### Records for this exercise
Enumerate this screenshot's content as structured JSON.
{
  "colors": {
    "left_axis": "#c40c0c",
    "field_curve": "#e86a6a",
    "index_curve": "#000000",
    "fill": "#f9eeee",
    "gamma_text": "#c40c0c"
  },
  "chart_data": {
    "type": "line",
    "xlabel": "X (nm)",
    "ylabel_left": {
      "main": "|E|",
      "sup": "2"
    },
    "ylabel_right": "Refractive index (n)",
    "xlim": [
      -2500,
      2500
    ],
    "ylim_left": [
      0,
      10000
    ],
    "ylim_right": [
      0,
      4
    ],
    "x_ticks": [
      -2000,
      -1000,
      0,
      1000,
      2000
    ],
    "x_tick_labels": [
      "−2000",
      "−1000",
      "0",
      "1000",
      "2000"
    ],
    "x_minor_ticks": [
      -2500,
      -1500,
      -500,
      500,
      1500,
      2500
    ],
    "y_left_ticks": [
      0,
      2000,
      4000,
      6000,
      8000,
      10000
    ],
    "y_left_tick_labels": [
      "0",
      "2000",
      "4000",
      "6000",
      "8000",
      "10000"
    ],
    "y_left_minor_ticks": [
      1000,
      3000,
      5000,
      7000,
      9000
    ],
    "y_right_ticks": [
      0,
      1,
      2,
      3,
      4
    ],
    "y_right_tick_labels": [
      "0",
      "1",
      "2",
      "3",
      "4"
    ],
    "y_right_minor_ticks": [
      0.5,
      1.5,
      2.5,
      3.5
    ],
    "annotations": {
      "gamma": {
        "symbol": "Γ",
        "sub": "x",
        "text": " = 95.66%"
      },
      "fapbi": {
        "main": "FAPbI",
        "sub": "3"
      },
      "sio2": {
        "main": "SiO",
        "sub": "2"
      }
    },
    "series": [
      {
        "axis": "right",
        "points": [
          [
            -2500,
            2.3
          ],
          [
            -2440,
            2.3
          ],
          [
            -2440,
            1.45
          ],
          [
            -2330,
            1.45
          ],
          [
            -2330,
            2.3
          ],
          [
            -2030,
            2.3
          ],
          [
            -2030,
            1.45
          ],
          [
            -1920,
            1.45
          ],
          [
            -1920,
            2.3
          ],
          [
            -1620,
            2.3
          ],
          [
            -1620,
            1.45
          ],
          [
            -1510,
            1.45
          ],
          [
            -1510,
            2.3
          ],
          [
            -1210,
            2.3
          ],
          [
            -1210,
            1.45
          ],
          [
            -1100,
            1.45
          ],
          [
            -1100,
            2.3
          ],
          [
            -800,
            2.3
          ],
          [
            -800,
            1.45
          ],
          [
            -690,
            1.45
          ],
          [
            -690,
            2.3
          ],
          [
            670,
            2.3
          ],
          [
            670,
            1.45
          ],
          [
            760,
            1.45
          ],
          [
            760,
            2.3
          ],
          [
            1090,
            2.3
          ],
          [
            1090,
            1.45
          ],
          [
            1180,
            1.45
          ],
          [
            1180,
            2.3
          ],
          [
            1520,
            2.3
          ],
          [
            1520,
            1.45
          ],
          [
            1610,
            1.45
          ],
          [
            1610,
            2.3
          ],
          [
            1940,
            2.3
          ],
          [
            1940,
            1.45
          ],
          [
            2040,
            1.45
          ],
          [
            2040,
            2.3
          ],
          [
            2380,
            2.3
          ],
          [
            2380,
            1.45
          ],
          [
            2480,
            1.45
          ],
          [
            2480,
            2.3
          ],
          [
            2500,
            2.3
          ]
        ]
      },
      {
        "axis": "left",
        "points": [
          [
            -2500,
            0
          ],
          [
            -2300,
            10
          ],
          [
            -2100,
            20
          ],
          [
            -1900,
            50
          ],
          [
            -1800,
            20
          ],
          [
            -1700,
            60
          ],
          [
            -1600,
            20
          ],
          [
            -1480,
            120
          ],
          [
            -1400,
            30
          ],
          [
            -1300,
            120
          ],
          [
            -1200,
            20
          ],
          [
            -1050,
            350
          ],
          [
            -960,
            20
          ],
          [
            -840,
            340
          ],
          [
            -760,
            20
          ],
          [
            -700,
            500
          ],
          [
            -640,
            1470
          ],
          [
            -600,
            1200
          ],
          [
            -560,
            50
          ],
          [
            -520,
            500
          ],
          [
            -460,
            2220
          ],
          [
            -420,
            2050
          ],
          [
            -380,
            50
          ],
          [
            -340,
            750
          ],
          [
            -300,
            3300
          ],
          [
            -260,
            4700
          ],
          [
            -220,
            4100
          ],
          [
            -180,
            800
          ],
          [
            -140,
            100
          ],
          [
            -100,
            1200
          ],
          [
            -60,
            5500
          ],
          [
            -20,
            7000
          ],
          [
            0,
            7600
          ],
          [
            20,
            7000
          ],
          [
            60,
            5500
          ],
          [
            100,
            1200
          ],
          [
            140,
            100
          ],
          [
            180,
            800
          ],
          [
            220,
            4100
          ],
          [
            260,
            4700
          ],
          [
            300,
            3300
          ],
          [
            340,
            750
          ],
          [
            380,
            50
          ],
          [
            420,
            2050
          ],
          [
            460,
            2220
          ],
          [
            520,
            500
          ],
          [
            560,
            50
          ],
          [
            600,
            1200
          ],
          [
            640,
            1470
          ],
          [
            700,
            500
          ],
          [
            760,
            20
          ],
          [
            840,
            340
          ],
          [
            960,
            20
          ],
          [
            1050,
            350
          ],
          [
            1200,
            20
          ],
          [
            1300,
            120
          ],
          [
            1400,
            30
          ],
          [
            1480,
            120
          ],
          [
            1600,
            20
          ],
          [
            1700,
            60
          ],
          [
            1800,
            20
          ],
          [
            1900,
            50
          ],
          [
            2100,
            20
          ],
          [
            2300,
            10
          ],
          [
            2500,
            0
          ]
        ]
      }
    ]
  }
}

### To be done
Using the data above, return each line exactly as written.

### Complete output
Enumerate this screenshot's content as structured JSON.
{
  "colors": {
    "left_axis": "#c40c0c",
    "field_curve": "#e86a6a",
    "index_curve": "#000000",
    "fill": "#f9eeee",
    "gamma_text": "#c40c0c"
  },
  "chart_data": {
    "type": "line",
    "xlabel": "X (nm)",
    "ylabel_left": {
      "main": "|E|",
      "sup": "2"
    },
    "ylabel_right": "Refractive index (n)",
    "xlim": [
      -2500,
      2500
    ],
    "ylim_left": [
      0,
      10000
    ],
    "ylim_right": [
      0,
      4
    ],
    "x_ticks": [
      -2000,
      -1000,
      0,
      1000,
      2000
    ],
    "x_tick_labels": [
      "−2000",
      "−1000",
      "0",
      "1000",
      "2000"
    ],
    "x_minor_ticks": [
      -2500,
      -1500,
      -500,
      500,
      1500,
      2500
    ],
    "y_left_ticks": [
      0,
      2000,
      4000,
      6000,
      8000,
      10000
    ],
    "y_left_tick_labels": [
      "0",
      "2000",
      "4000",
      "6000",
      "8000",
      "10000"
    ],
    "y_left_minor_ticks": [
      1000,
      3000,
      5000,
      7000,
      9000
    ],
    "y_right_ticks": [
      0,
      1,
      2,
      3,
      4
    ],
    "y_right_tick_labels": [
      "0",
      "1",
      "2",
      "3",
      "4"
    ],
    "y_right_minor_ticks": [
      0.5,
      1.5,
      2.5,
      3.5
    ],
    "annotations": {
      "gamma": {
        "symbol": "Γ",
        "sub": "x",
        "text": " = 95.66%"
      },
      "fapbi": {
        "main": "FAPbI",
        "sub": "3"
      },
      "sio2": {
        "main": "SiO",
        "sub": "2"
      }
    },
    "series": [
      {
        "axis": "right",
        "points": [
          [
            -2500,
            2.3
          ],
          [
            -2440,
            2.3
          ],
          [
            -2440,
            1.45
          ],
          [
            -2330,
            1.45
          ],
          [
            -2330,
            2.3
          ],
          [
            -2030,
            2.3
          ],
          [
            -2030,
            1.45
          ],
          [
            -1920,
            1.45
          ],
          [
            -1920,
            2.3
          ],
          [
            -1620,
            2.3
          ],
          [
            -1620,
            1.45
          ],
          [
            -1510,
            1.45
          ],
          [
            -1510,
            2.3
          ],
          [
            -1210,
            2.3
          ],
          [
            -1210,
            1.45
          ],
          [
            -1100,
            1.45
          ],
          [
            -1100,
            2.3
          ],
          [
            -800,
            2.3
          ],
          [
            -800,
            1.45
          ],
          [
            -690,
            1.45
          ],
          [
            -690,
            2.3
          ],
          [
            670,
            2.3
          ],
          [
            670,
            1.45
          ],
          [
            760,
            1.45
          ],
          [
            760,
            2.3
          ],
          [
            1090,
            2.3
          ],
          [
            1090,
            1.45
          ],
          [
            1180,
            1.45
          ],
          [
            1180,
            2.3
          ],
          [
            1520,
            2.3
          ],
          [
            1520,
            1.45
          ],
          [
            1610,
            1.45
          ],
          [
            1610,
            2.3
          ],
          [
            1940,
            2.3
          ],
          [
            1940,
            1.45
          ],
          [
            2040,
            1.45
          ],
          [
            2040,
            2.3
          ],
          [
            2380,
            2.3
          ],
          [
            2380,
            1.45
          ],
          [
            2480,
            1.45
          ],
          [
            2480,
            2.3
          ],
          [
            2500,
            2.3
          ]
        ]
      },
      {
        "axis": "left",
        "points": [
          [
            -2500,
            0
          ],
          [
            -2300,
            10
          ],
          [
            -2100,
            20
          ],
          [
            -1900,
            50
          ],
          [
            -1800,
            20
          ],
          [
            -1700,
            60
          ],
          [
            -1600,
            20
          ],
          [
            -1480,
            120
          ],
          [
            -1400,
            30
          ],
          [
            -1300,
            120
          ],
          [
            -1200,
            20
          ],
          [
            -1050,
            350
          ],
          [
            -960,
            20
          ],
          [
            -840,
            340
          ],
          [
            -760,
            20
          ],
          [
            -700,
            500
          ],
          [
            -640,
            1470
          ],
          [
            -600,
            1200
          ],
          [
            -560,
            50
          ],
          [
            -520,
            500
          ],
          [
            -460,
            2220
          ],
          [
            -420,
            2050
          ],
          [
            -380,
            50
          ],
          [
            -340,
            750
          ],
          [
            -300,
            3300
          ],
          [
            -260,
            4700
          ],
          [
            -220,
            4100
          ],
          [
            -180,
            800
          ],
          [
            -140,
            100
          ],
          [
            -100,
            1200
          ],
          [
            -60,
            5500
          ],
          [
            -20,
            7000
          ],
          [
            0,
            7600
          ],
          [
            20,
            7000
          ],
          [
            60,
            5500
          ],
          [
            100,
            1200
          ],
          [
            140,
            100
          ],
          [
            180,
            800
          ],
          [
            220,
            4100
          ],
          [
            260,
            4700
          ],
          [
            300,
            3300
          ],
          [
            340,
            750
          ],
          [
            380,
            50
          ],
          [
            420,
            2050
          ],
          [
            460,
            2220
          ],
          [
            520,
            500
          ],
          [
            560,
            50
          ],
          [
            600,
            1200
          ],
          [
            640,
            1470
          ],
          [
            700,
            500
          ],
          [
            760,
            20
          ],
          [
            840,
            340
          ],
          [
            960,
            20
          ],
          [
            1050,
            350
          ],
          [
            1200,
            20
          ],
          [
            1300,
            120
          ],
          [
            1400,
            30
          ],
          [
            1480,
            120
          ],
          [
            1600,
            20
          ],
          [
            1700,
            60
          ],
          [
            1800,
            20
          ],
          [
            1900,
            50
          ],
          [
            2100,
            20
          ],
          [
            2300,
            10
          ],
          [
            2500,
            0
          ]
        ]
      }
    ]
  }
}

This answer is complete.